§ **Exercise directions**
Print every line of the listing exactly, please.

§ **Rows from a figure dataset**
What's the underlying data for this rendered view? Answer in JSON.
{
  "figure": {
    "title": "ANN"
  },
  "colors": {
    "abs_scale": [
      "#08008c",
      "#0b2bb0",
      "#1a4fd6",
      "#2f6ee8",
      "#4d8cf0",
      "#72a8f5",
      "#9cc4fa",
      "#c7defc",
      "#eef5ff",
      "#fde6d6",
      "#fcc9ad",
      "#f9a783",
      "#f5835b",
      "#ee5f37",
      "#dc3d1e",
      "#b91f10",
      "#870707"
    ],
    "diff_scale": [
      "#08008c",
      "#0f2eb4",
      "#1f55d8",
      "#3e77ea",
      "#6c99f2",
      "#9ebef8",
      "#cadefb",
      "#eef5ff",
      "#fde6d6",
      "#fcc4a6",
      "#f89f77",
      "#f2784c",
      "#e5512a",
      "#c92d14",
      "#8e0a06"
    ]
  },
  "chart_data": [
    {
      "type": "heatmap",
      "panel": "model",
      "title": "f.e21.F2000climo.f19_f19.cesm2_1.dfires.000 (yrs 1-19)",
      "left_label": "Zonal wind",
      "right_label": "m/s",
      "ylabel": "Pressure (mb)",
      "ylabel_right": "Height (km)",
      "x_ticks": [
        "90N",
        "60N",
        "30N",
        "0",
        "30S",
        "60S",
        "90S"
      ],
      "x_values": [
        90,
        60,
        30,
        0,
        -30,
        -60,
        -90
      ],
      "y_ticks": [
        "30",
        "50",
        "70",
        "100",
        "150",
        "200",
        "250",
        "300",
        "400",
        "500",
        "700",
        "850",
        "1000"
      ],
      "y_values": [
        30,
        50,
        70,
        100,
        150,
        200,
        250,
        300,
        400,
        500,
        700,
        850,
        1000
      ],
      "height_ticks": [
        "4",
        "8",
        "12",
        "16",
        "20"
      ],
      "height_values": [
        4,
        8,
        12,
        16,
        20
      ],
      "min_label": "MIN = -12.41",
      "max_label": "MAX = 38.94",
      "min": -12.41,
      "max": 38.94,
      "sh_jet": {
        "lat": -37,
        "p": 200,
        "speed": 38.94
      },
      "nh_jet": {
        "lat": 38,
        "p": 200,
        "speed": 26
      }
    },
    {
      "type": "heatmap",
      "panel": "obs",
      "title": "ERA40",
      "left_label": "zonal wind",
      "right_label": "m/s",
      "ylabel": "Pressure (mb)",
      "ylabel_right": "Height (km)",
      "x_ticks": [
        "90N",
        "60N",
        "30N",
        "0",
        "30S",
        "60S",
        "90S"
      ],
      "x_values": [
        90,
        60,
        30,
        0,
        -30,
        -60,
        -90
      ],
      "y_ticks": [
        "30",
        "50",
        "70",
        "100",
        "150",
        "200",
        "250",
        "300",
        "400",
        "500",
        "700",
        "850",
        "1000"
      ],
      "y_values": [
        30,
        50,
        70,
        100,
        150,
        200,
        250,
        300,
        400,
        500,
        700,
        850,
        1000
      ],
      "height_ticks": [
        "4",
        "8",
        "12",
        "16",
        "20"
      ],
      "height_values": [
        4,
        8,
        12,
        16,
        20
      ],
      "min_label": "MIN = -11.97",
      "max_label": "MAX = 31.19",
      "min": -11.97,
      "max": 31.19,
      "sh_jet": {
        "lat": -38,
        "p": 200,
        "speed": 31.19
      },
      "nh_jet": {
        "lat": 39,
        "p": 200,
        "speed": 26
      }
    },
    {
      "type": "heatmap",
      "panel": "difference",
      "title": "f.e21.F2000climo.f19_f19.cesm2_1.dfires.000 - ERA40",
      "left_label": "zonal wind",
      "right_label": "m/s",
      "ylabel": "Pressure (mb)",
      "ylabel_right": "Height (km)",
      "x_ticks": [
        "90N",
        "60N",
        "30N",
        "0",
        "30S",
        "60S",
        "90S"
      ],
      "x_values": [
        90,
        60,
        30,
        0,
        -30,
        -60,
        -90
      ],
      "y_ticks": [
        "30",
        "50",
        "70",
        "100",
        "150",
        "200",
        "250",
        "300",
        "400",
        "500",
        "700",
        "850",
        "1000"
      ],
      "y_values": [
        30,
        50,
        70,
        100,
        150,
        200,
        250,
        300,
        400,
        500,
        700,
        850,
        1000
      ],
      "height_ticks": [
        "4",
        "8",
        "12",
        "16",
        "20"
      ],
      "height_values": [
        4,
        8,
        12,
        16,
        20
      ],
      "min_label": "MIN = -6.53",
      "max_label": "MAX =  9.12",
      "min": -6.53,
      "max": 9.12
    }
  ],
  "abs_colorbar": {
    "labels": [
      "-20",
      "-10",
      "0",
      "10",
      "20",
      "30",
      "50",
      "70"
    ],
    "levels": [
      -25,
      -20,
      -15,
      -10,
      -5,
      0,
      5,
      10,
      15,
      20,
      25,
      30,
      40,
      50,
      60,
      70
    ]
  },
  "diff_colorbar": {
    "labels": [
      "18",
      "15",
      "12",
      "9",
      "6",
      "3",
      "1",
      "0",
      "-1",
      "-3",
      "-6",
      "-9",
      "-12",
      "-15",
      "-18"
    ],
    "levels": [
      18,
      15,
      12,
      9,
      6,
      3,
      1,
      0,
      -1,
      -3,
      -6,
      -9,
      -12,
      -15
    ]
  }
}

§ **Reply to the exercise**
What's the underlying data for this rendered view? Answer in JSON.
{
  "figure": {
    "title": "ANN"
  },
  "colors": {
    "abs_scale": [
      "#08008c",
      "#0b2bb0",
      "#1a4fd6",
      "#2f6ee8",
      "#4d8cf0",
      "#72a8f5",
      "#9cc4fa",
      "#c7defc",
      "#eef5ff",
      "#fde6d6",
      "#fcc9ad",
      "#f9a783",
      "#f5835b",
      "#ee5f37",
      "#dc3d1e",
      "#b91f10",
      "#870707"
    ],
    "diff_scale": [
      "#08008c",
      "#0f2eb4",
      "#1f55d8",
      "#3e77ea",
      "#6c99f2",
      "#9ebef8",
      "#cadefb",
      "#eef5ff",
      "#fde6d6",
      "#fcc4a6",
      "#f89f77",
      "#f2784c",
      "#e5512a",
      "#c92d14",
      "#8e0a06"
    ]
  },
  "chart_data": [
    {
      "type": "heatmap",
      "panel": "model",
      "title": "f.e21.F2000climo.f19_f19.cesm2_1.dfires.000 (yrs 1-19)",
      "left_label": "Zonal wind",
      "right_label": "m/s",
      "ylabel": "Pressure (mb)",
      "ylabel_right": "Height (km)",
      "x_ticks": [
        "90N",
        "60N",
        "30N",
        "0",
        "30S",
        "60S",
        "90S"
      ],
      "x_values": [
        90,
        60,
        30,
        0,
        -30,
        -60,
        -90
      ],
      "y_ticks": [
        "30",
        "50",
        "70",
        "100",
        "150",
        "200",
        "250",
        "300",
        "400",
        "500",
        "700",
        "850",
        "1000"
      ],
      "y_values": [
        30,
        50,
        70,
        100,
        150,
        200,
        250,
        300,
        400,
        500,
        700,
        850,
        1000
      ],
      "height_ticks": [
        "4",
        "8",
        "12",
        "16",
        "20"
      ],
      "height_values": [
        4,
        8,
        12,
        16,
        20
      ],
      "min_label": "MIN = -12.41",
      "max_label": "MAX = 38.94",
      "min": -12.41,
      "max": 38.94,
      "sh_jet": {
        "lat": -37,
        "p": 200,
        "speed": 38.94
      },
      "nh_jet": {
        "lat": 38,
        "p": 200,
        "speed": 26
      }
    },
    {
      "type": "heatmap",
      "panel": "obs",
      "title": "ERA40",
      "left_label": "zonal wind",
      "right_label": "m/s",
      "ylabel": "Pressure (mb)",
      "ylabel_right": "Height (km)",
      "x_ticks": [
        "90N",
        "60N",
        "30N",
        "0",
        "30S",
        "60S",
        "90S"
      ],
      "x_values": [
        90,
        60,
        30,
        0,
        -30,
        -60,
        -90
      ],
      "y_ticks": [
        "30",
        "50",
        "70",
        "100",
        "150",
        "200",
        "250",
        "300",
        "400",
        "500",
        "700",
        "850",
        "1000"
      ],
      "y_values": [
        30,
        50,
        70,
        100,
        150,
        200,
        250,
        300,
        400,
        500,
        700,
        850,
        1000
      ],
      "height_ticks": [
        "4",
        "8",
        "12",
        "16",
        "20"
      ],
      "height_values": [
        4,
        8,
        12,
        16,
        20
      ],
      "min_label": "MIN = -11.97",
      "max_label": "MAX = 31.19",
      "min": -11.97,
      "max": 31.19,
      "sh_jet": {
        "lat": -38,
        "p": 200,
        "speed": 31.19
      },
      "nh_jet": {
        "lat": 39,
        "p": 200,
        "speed": 26
      }
    },
    {
      "type": "heatmap",
      "panel": "difference",
      "title": "f.e21.F2000climo.f19_f19.cesm2_1.dfires.000 - ERA40",
      "left_label": "zonal wind",
      "right_label": "m/s",
      "ylabel": "Pressure (mb)",
      "ylabel_right": "Height (km)",
      "x_ticks": [
        "90N",
        "60N",
        "30N",
        "0",
        "30S",
        "60S",
        "90S"
      ],
      "x_values": [
        90,
        60,
        30,
        0,
        -30,
        -60,
        -90
      ],
      "y_ticks": [
        "30",
        "50",
        "70",
        "100",
        "150",
        "200",
        "250",
        "300",
        "400",
        "500",
        "700",
        "850",
        "1000"
      ],
      "y_values": [
        30,
        50,
        70,
        100,
        150,
        200,
        250,
        300,
        400,
        500,
        700,
        850,
        1000
      ],
      "height_ticks": [
        "4",
        "8",
        "12",
        "16",
        "20"
      ],
      "height_values": [
        4,
        8,
        12,
        16,
        20
      ],
      "min_label": "MIN = -6.53",
      "max_label": "MAX =  9.12",
      "min": -6.53,
      "max": 9.12
    }
  ],
  "abs_colorbar": {
    "labels": [
      "-20",
      "-10",
      "0",
      "10",
      "20",
      "30",
      "50",
      "70"
    ],
    "levels": [
      -25,
      -20,
      -15,
      -10,
      -5,
      0,
      5,
      10,
      15,
      20,
      25,
      30,
      40,
      50,
      60,
      70
    ]
  },
  "diff_colorbar": {
    "labels": [
      "18",
      "15",
      "12",
      "9",
      "6",
      "3",
      "1",
      "0",
      "-1",
      "-3",
      "-6",
      "-9",
      "-12",
      "-15",
      "-18"
    ],
    "levels": [
      18,
      15,
      12,
      9,
      6,
      3,
      1,
      0,
      -1,
      -3,
      -6,
      -9,
      -12,
      -15
    ]
  }
}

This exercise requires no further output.